TUGAS TERTULIS:
a) Jawab ya atau tidak apakah tiap pernyataan ini sesuai dengan teks tentang Kota Agats, dan kutip tanpa diubah kata-kata teks yang menentukan jawabannya: (i) Trigana biasanya terbang di rute lewat Timika tiga kali seminggu; (ii) perjalanan dengan speed boat atau long boat memakan waktu sekitar dua jam; (iii) Lapangan Terbang Ewer adalah peninggalan tentara Belanda.
b) Sambung teks tentang Kota Agats, mulai sesudah kalimat terakhirnya.

TEKS YANG DIBERIKAN:
Suasana jalan jembatan di Kota Agats yang menambah keunikan dan 
mempertegas bahwa kabupaten ini unik dan menarik.foto walhamri 
wahid/binpaSiapa yang tidak kenal Asmat ? Kabupaten dengan ibukotanya Agats yang terkenal ke seantero mancanegara karena Festival Asmat-nya sejak 1980-an, kabupaten yang mahsyur karena ukiran dan benda seninya yang bernilai tinggi dan menjadi incaran kolektor dunia, ternyata dibangun diatas bilah - bilah papan.

Oleh :

Walhamri Wahid

Unik dan menarik ! itulah kesan pertama yang muncul di benak setiap orang yang pertama kali menjejakkan kaki di Kabupaten Asmat, tanda tanya lainnya yang muncul adalah betapa sulitnya membangun sebuah daerah yang hanya berdiri di atas bilah – bilah papan dengan topangan kayu gelondongan maupun balok 5 x 10 yang setiap hari selalu di genangi oleh air payau, karena kota itu berada tepat di tepai sungai, hamparan hutan bakau dan rawa – rawa.

Semua infrastruktur baik perumahan, perkantoran dan jalan raya di Kota Agats ibukota Kabupaten Asmat terbuat dari kayu dengan konstruksi panggung. Distrik Agats terdiri dari beberapa kampung diantaranya Asuwetsy, Biriten, Bis Agats, Bisman, Enam, Peer, Smith, Yaun, dan Yufri.

 

Untuk sampai ke Kota Papan ini, kita bisa menggunakan jasa penerbangan perintis baik lewat Kota Timika dengan jasa penerbangan Trigana yang biasa melayani rute ini 3 kali seminggu, maupun lewat Merauke dengan menggunakan pesawat Musamus jenis Twin Otter, dimana kita akan mendarat di Lapangan Terbang Ewer sebuah lapangan terbang beralas “tikar baja” peninggalan tentara Jepang PD II.

Kemudian perjalanan dilanjutkan dengan menggunakan speed boat maupun long boad dengan tarif per orang Rp. 100 ribu selama kurang lebih 30 menit melewati Sungai Paar, Ajewets dan Teluk Flamingo, selain menggunakan pesawat, Kota Agats juga dapat dicapai dengan menggunakan jalur laut dari Timika dengan jarak tempuh kurang lebih 4 – 5 jam.

DATA YANG DIBERIKAN:
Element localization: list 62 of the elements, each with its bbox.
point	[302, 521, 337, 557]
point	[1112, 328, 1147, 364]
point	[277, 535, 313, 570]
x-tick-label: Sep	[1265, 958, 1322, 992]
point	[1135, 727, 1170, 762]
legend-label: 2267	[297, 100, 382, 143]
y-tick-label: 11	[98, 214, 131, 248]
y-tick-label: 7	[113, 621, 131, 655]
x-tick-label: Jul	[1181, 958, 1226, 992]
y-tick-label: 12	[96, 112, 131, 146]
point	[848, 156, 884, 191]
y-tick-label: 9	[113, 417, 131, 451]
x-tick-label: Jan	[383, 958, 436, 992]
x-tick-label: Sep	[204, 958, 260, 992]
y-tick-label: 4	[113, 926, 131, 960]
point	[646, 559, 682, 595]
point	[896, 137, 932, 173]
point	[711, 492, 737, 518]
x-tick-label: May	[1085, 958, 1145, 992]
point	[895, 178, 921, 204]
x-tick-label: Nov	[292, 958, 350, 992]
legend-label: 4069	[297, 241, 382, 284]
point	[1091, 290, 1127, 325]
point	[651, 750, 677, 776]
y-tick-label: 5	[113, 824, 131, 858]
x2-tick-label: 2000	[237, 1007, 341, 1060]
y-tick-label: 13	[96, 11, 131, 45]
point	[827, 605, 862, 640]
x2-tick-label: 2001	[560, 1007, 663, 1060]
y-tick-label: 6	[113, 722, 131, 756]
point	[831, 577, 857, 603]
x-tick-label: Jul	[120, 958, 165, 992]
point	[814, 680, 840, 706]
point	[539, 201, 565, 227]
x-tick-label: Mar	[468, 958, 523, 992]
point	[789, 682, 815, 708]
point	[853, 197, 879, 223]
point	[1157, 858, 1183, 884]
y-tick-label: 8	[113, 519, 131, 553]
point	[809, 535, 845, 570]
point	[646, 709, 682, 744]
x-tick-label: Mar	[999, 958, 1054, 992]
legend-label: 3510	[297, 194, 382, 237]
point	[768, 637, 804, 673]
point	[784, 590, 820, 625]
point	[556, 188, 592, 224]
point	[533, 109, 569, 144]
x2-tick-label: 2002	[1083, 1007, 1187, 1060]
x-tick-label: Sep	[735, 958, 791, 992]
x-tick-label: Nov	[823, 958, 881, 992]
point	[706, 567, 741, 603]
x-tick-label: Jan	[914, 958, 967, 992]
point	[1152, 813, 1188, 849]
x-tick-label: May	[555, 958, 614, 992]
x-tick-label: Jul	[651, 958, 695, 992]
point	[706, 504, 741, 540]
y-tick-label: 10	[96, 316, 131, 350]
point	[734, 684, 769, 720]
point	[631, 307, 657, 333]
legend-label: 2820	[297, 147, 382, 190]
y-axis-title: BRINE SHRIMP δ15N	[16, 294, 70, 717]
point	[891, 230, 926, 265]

JAWABAN TIAP TUGAS:
a)
(i) Ya: "jasa penerbangan Trigana yang biasa melayani rute ini 3 kali seminggu"
(ii) Tidak: "selama kurang lebih 30 menit"
(iii) Tidak: "peninggalan tentara Jepang PD II"

b)
Pemandangan pertama yang disuguhkan kepada kita begitu mendekati dermaga Kota Agats adalah rumah – rumah penggung dan jalan seluas dua meter berkonstruksi jembatan yang terbuat dari kayu besi (ulin) bulat yang ditancap dan diberi  skor dengan gelagar dari balok dan lantai papan selebar 2 meter.

“Panjang jaringan jalan jembatan dalam kota kurang lebih 17 Km”, ujar Elisa Kambu, S.Sos Sekda Kabupaten Asmat ketika bincang – bincang dengan Bintang Papua di Hotel Assedu, satu – satunya penginapan representatif milik Pemda yang menjadi tempat menginap setiap tamu dari luar Asmat yang datang.

Nama “Assedu” sendiri bermakna “Asmat Selaras Dunia”, dimana jargon itu merupakan bukti bahwa Asmat sudah terkenal sampai ke seantero dunia sejak Ekspedisi Michael Rockfeller putra Gubernur Newyork Amerika Serikat Nelson Rockefeller yang tewas di rimba belantara Asmat di tahun 1961 dalam Ekspedisi Keduanya untuk mengumpulkan segala keunikan ukiran Asmat untuk dipamerkan di Museum Primitif Art New York, dimana berkat buku dan gambar – gambarnyalah sehingga Asmat terkenal dan dianggap sebagai salah satu situs warisan dunia yang harus dilestarikan.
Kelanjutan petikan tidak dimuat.